(What the task asks): Could you write out every record below exactly, leaving out any pictures?

(Dataset extract):

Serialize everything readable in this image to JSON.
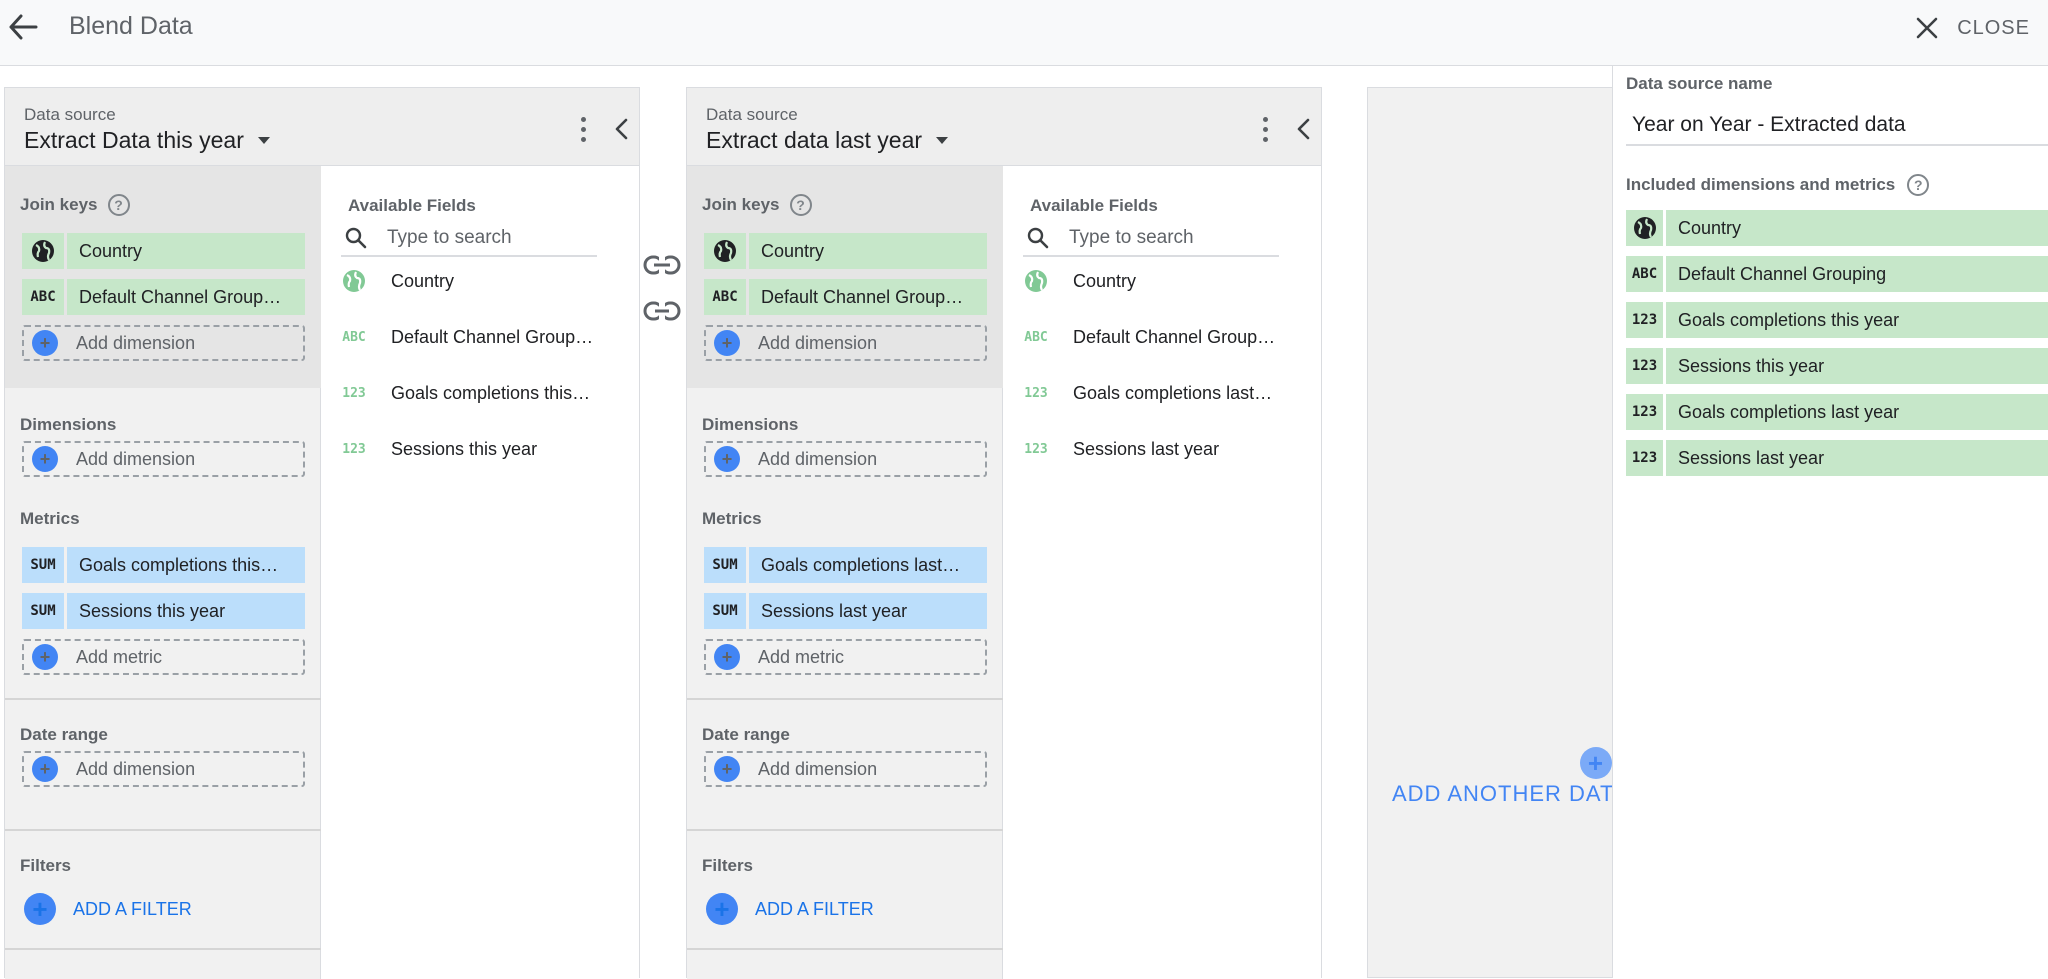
{
  "header": {
    "title": "Blend Data",
    "close_label": "CLOSE"
  },
  "panels": [
    {
      "ds_label": "Data source",
      "ds_name": "Extract Data this year",
      "join_keys_title": "Join keys",
      "join_keys": [
        {
          "icon": "globe-icon",
          "label": "Country"
        },
        {
          "icon": "abc-icon",
          "icon_text": "ABC",
          "label": "Default Channel Group…"
        }
      ],
      "add_dimension": "Add dimension",
      "dimensions_title": "Dimensions",
      "metrics_title": "Metrics",
      "metrics": [
        {
          "icon_text": "SUM",
          "label": "Goals completions this…"
        },
        {
          "icon_text": "SUM",
          "label": "Sessions this year"
        }
      ],
      "add_metric": "Add metric",
      "date_range_title": "Date range",
      "filters_title": "Filters",
      "add_filter": "ADD A FILTER",
      "available_fields_title": "Available Fields",
      "search_placeholder": "Type to search",
      "fields": [
        {
          "icon": "globe-icon",
          "label": "Country"
        },
        {
          "icon": "abc-icon",
          "icon_text": "ABC",
          "label": "Default Channel Group…"
        },
        {
          "icon": "number-icon",
          "icon_text": "123",
          "label": "Goals completions this…"
        },
        {
          "icon": "number-icon",
          "icon_text": "123",
          "label": "Sessions this year"
        }
      ]
    },
    {
      "ds_label": "Data source",
      "ds_name": "Extract data last year",
      "join_keys_title": "Join keys",
      "join_keys": [
        {
          "icon": "globe-icon",
          "label": "Country"
        },
        {
          "icon": "abc-icon",
          "icon_text": "ABC",
          "label": "Default Channel Group…"
        }
      ],
      "add_dimension": "Add dimension",
      "dimensions_title": "Dimensions",
      "metrics_title": "Metrics",
      "metrics": [
        {
          "icon_text": "SUM",
          "label": "Goals completions last…"
        },
        {
          "icon_text": "SUM",
          "label": "Sessions last year"
        }
      ],
      "add_metric": "Add metric",
      "date_range_title": "Date range",
      "filters_title": "Filters",
      "add_filter": "ADD A FILTER",
      "available_fields_title": "Available Fields",
      "search_placeholder": "Type to search",
      "fields": [
        {
          "icon": "globe-icon",
          "label": "Country"
        },
        {
          "icon": "abc-icon",
          "icon_text": "ABC",
          "label": "Default Channel Group…"
        },
        {
          "icon": "number-icon",
          "icon_text": "123",
          "label": "Goals completions last…"
        },
        {
          "icon": "number-icon",
          "icon_text": "123",
          "label": "Sessions last year"
        }
      ]
    }
  ],
  "add_another": {
    "label": "ADD ANOTHER DATA"
  },
  "summary": {
    "name_label": "Data source name",
    "name_value": "Year on Year - Extracted data",
    "included_title": "Included dimensions and metrics",
    "included": [
      {
        "icon": "globe-icon",
        "label": "Country"
      },
      {
        "icon": "abc-icon",
        "icon_text": "ABC",
        "label": "Default Channel Grouping"
      },
      {
        "icon": "number-icon",
        "icon_text": "123",
        "label": "Goals completions this year"
      },
      {
        "icon": "number-icon",
        "icon_text": "123",
        "label": "Sessions this year"
      },
      {
        "icon": "number-icon",
        "icon_text": "123",
        "label": "Goals completions last year"
      },
      {
        "icon": "number-icon",
        "icon_text": "123",
        "label": "Sessions last year"
      }
    ]
  },
  "colors": {
    "dimension_chip": "#c6e7c9",
    "metric_chip": "#bbdefb",
    "accent": "#4285f4",
    "link": "#1a73e8"
  }
}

(Result for this task):
Serialize everything readable in this image to JSON.
{
  "header": {
    "title": "Blend Data",
    "close_label": "CLOSE"
  },
  "panels": [
    {
      "ds_label": "Data source",
      "ds_name": "Extract Data this year",
      "join_keys_title": "Join keys",
      "join_keys": [
        {
          "icon": "globe-icon",
          "label": "Country"
        },
        {
          "icon": "abc-icon",
          "icon_text": "ABC",
          "label": "Default Channel Group…"
        }
      ],
      "add_dimension": "Add dimension",
      "dimensions_title": "Dimensions",
      "metrics_title": "Metrics",
      "metrics": [
        {
          "icon_text": "SUM",
          "label": "Goals completions this…"
        },
        {
          "icon_text": "SUM",
          "label": "Sessions this year"
        }
      ],
      "add_metric": "Add metric",
      "date_range_title": "Date range",
      "filters_title": "Filters",
      "add_filter": "ADD A FILTER",
      "available_fields_title": "Available Fields",
      "search_placeholder": "Type to search",
      "fields": [
        {
          "icon": "globe-icon",
          "label": "Country"
        },
        {
          "icon": "abc-icon",
          "icon_text": "ABC",
          "label": "Default Channel Group…"
        },
        {
          "icon": "number-icon",
          "icon_text": "123",
          "label": "Goals completions this…"
        },
        {
          "icon": "number-icon",
          "icon_text": "123",
          "label": "Sessions this year"
        }
      ]
    },
    {
      "ds_label": "Data source",
      "ds_name": "Extract data last year",
      "join_keys_title": "Join keys",
      "join_keys": [
        {
          "icon": "globe-icon",
          "label": "Country"
        },
        {
          "icon": "abc-icon",
          "icon_text": "ABC",
          "label": "Default Channel Group…"
        }
      ],
      "add_dimension": "Add dimension",
      "dimensions_title": "Dimensions",
      "metrics_title": "Metrics",
      "metrics": [
        {
          "icon_text": "SUM",
          "label": "Goals completions last…"
        },
        {
          "icon_text": "SUM",
          "label": "Sessions last year"
        }
      ],
      "add_metric": "Add metric",
      "date_range_title": "Date range",
      "filters_title": "Filters",
      "add_filter": "ADD A FILTER",
      "available_fields_title": "Available Fields",
      "search_placeholder": "Type to search",
      "fields": [
        {
          "icon": "globe-icon",
          "label": "Country"
        },
        {
          "icon": "abc-icon",
          "icon_text": "ABC",
          "label": "Default Channel Group…"
        },
        {
          "icon": "number-icon",
          "icon_text": "123",
          "label": "Goals completions last…"
        },
        {
          "icon": "number-icon",
          "icon_text": "123",
          "label": "Sessions last year"
        }
      ]
    }
  ],
  "add_another": {
    "label": "ADD ANOTHER DATA"
  },
  "summary": {
    "name_label": "Data source name",
    "name_value": "Year on Year - Extracted data",
    "included_title": "Included dimensions and metrics",
    "included": [
      {
        "icon": "globe-icon",
        "label": "Country"
      },
      {
        "icon": "abc-icon",
        "icon_text": "ABC",
        "label": "Default Channel Grouping"
      },
      {
        "icon": "number-icon",
        "icon_text": "123",
        "label": "Goals completions this year"
      },
      {
        "icon": "number-icon",
        "icon_text": "123",
        "label": "Sessions this year"
      },
      {
        "icon": "number-icon",
        "icon_text": "123",
        "label": "Goals completions last year"
      },
      {
        "icon": "number-icon",
        "icon_text": "123",
        "label": "Sessions last year"
      }
    ]
  },
  "colors": {
    "dimension_chip": "#c6e7c9",
    "metric_chip": "#bbdefb",
    "accent": "#4285f4",
    "link": "#1a73e8"
  }
}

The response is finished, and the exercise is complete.